- Work to complete: Reproduce all of the data word for word.

━━━━━━━━━━━━━━━━

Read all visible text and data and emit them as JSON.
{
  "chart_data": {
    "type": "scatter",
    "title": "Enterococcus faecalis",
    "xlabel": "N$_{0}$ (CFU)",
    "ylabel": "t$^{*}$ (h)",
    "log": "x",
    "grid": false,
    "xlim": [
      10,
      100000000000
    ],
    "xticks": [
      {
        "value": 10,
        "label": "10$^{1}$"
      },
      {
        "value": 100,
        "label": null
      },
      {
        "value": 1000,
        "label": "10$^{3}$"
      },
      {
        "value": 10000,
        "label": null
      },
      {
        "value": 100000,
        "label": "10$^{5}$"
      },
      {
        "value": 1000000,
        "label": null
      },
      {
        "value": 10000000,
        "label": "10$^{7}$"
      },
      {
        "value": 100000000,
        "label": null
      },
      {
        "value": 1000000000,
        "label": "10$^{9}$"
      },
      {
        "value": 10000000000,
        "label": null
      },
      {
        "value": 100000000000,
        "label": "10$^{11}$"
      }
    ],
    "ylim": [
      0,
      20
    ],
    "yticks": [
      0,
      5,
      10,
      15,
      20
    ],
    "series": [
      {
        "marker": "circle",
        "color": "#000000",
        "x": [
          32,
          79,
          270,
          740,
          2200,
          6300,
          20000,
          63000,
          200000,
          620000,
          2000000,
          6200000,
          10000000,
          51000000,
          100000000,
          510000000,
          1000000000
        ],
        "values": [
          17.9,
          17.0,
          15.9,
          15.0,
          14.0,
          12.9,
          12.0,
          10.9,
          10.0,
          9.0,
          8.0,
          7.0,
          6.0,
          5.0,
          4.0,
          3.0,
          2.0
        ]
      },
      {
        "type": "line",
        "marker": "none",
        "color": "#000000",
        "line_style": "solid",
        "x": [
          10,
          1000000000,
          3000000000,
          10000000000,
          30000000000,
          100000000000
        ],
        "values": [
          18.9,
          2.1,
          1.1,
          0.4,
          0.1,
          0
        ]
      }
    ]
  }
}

━━━━━━━━━━━━━━━━

- The solution:
Read all visible text and data and emit them as JSON.
{
  "chart_data": {
    "type": "scatter",
    "title": "Enterococcus faecalis",
    "xlabel": "N$_{0}$ (CFU)",
    "ylabel": "t$^{*}$ (h)",
    "log": "x",
    "grid": false,
    "xlim": [
      10,
      100000000000
    ],
    "xticks": [
      {
        "value": 10,
        "label": "10$^{1}$"
      },
      {
        "value": 100,
        "label": null
      },
      {
        "value": 1000,
        "label": "10$^{3}$"
      },
      {
        "value": 10000,
        "label": null
      },
      {
        "value": 100000,
        "label": "10$^{5}$"
      },
      {
        "value": 1000000,
        "label": null
      },
      {
        "value": 10000000,
        "label": "10$^{7}$"
      },
      {
        "value": 100000000,
        "label": null
      },
      {
        "value": 1000000000,
        "label": "10$^{9}$"
      },
      {
        "value": 10000000000,
        "label": null
      },
      {
        "value": 100000000000,
        "label": "10$^{11}$"
      }
    ],
    "ylim": [
      0,
      20
    ],
    "yticks": [
      0,
      5,
      10,
      15,
      20
    ],
    "series": [
      {
        "marker": "circle",
        "color": "#000000",
        "x": [
          32,
          79,
          270,
          740,
          2200,
          6300,
          20000,
          63000,
          200000,
          620000,
          2000000,
          6200000,
          10000000,
          51000000,
          100000000,
          510000000,
          1000000000
        ],
        "values": [
          17.9,
          17.0,
          15.9,
          15.0,
          14.0,
          12.9,
          12.0,
          10.9,
          10.0,
          9.0,
          8.0,
          7.0,
          6.0,
          5.0,
          4.0,
          3.0,
          2.0
        ]
      },
      {
        "type": "line",
        "marker": "none",
        "color": "#000000",
        "line_style": "solid",
        "x": [
          10,
          1000000000,
          3000000000,
          10000000000,
          30000000000,
          100000000000
        ],
        "values": [
          18.9,
          2.1,
          1.1,
          0.4,
          0.1,
          0
        ]
      }
    ]
  }
}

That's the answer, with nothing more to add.